## What is required
Copy each of the entries below faithfully, setting aside any pictures.

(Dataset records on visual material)

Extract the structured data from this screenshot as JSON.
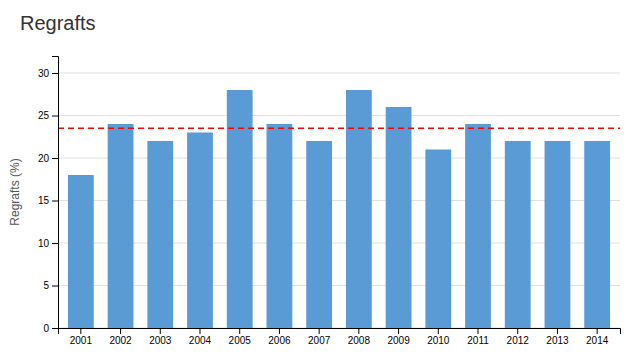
{
  "chart_data": {
    "type": "bar",
    "title": "Regrafts",
    "ylabel": "Regrafts (%)",
    "categories": [
      "2001",
      "2002",
      "2003",
      "2004",
      "2005",
      "2006",
      "2007",
      "2008",
      "2009",
      "2010",
      "2011",
      "2012",
      "2013",
      "2014"
    ],
    "values": [
      18,
      24,
      22,
      23,
      28,
      24,
      22,
      28,
      26,
      21,
      24,
      22,
      22,
      22
    ],
    "color": "#5B9BD5",
    "ylim": [
      0,
      32
    ],
    "yticks": [
      0,
      5,
      10,
      15,
      20,
      25,
      30
    ],
    "grid": true,
    "reference_line": {
      "value": 23.5,
      "color": "#FF0000",
      "line_style": "dashed"
    }
  }
}
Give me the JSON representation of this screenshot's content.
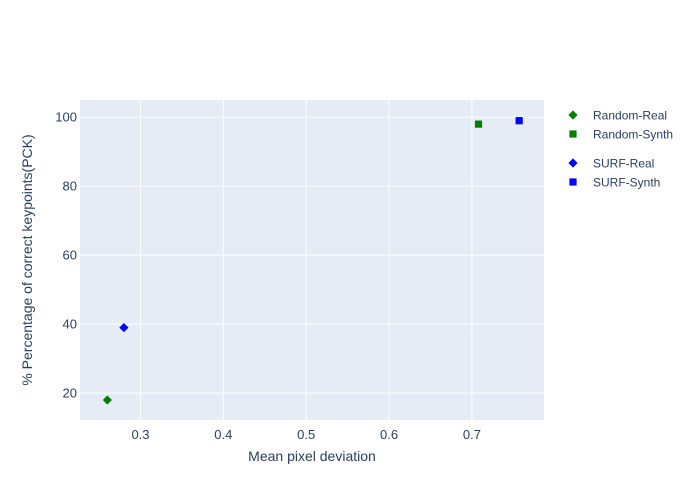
{
  "chart_data": {
    "type": "scatter",
    "xlabel": "Mean pixel deviation",
    "ylabel": "% Percentage of correct keypoints(PCK)",
    "xlim": [
      0.227,
      0.787
    ],
    "ylim": [
      12.2,
      105
    ],
    "xticks": [
      0.3,
      0.4,
      0.5,
      0.6,
      0.7
    ],
    "yticks": [
      20,
      40,
      60,
      80,
      100
    ],
    "xtick_labels": [
      "0.3",
      "0.4",
      "0.5",
      "0.6",
      "0.7"
    ],
    "ytick_labels": [
      "20",
      "40",
      "60",
      "80",
      "100"
    ],
    "grid": true,
    "plot_background": "#e5ecf6",
    "legend_position": "right",
    "series": [
      {
        "name": "Random-Real",
        "marker": "diamond",
        "color": "#008000",
        "x": [
          0.26
        ],
        "y": [
          18
        ]
      },
      {
        "name": "Random-Synth",
        "marker": "square",
        "color": "#008000",
        "x": [
          0.708
        ],
        "y": [
          98
        ]
      },
      {
        "name": "SURF-Real",
        "marker": "diamond",
        "color": "#0000ff",
        "x": [
          0.28
        ],
        "y": [
          39
        ]
      },
      {
        "name": "SURF-Synth",
        "marker": "square",
        "color": "#0000ff",
        "x": [
          0.757
        ],
        "y": [
          99
        ]
      }
    ]
  }
}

## Solution below
Extract the structured data from this screenshot as JSON.
{
  "chart_data": {
    "type": "bar",
    "title": "Regrafts",
    "ylabel": "Regrafts (%)",
    "categories": [
      "2001",
      "2002",
      "2003",
      "2004",
      "2005",
      "2006",
      "2007",
      "2008",
      "2009",
      "2010",
      "2011",
      "2012",
      "2013",
      "2014"
    ],
    "values": [
      18,
      24,
      22,
      23,
      28,
      24,
      22,
      28,
      26,
      21,
      24,
      22,
      22,
      22
    ],
    "color": "#5B9BD5",
    "ylim": [
      0,
      32
    ],
    "yticks": [
      0,
      5,
      10,
      15,
      20,
      25,
      30
    ],
    "grid": true,
    "reference_line": {
      "value": 23.5,
      "color": "#FF0000",
      "line_style": "dashed"
    }
  }
}
Give me the JSON representation of this screenshot's content.
{
  "chart_data": {
    "type": "scatter",
    "xlabel": "Mean pixel deviation",
    "ylabel": "% Percentage of correct keypoints(PCK)",
    "xlim": [
      0.227,
      0.787
    ],
    "ylim": [
      12.2,
      105
    ],
    "xticks": [
      0.3,
      0.4,
      0.5,
      0.6,
      0.7
    ],
    "yticks": [
      20,
      40,
      60,
      80,
      100
    ],
    "xtick_labels": [
      "0.3",
      "0.4",
      "0.5",
      "0.6",
      "0.7"
    ],
    "ytick_labels": [
      "20",
      "40",
      "60",
      "80",
      "100"
    ],
    "grid": true,
    "plot_background": "#e5ecf6",
    "legend_position": "right",
    "series": [
      {
        "name": "Random-Real",
        "marker": "diamond",
        "color": "#008000",
        "x": [
          0.26
        ],
        "y": [
          18
        ]
      },
      {
        "name": "Random-Synth",
        "marker": "square",
        "color": "#008000",
        "x": [
          0.708
        ],
        "y": [
          98
        ]
      },
      {
        "name": "SURF-Real",
        "marker": "diamond",
        "color": "#0000ff",
        "x": [
          0.28
        ],
        "y": [
          39
        ]
      },
      {
        "name": "SURF-Synth",
        "marker": "square",
        "color": "#0000ff",
        "x": [
          0.757
        ],
        "y": [
          99
        ]
      }
    ]
  }
}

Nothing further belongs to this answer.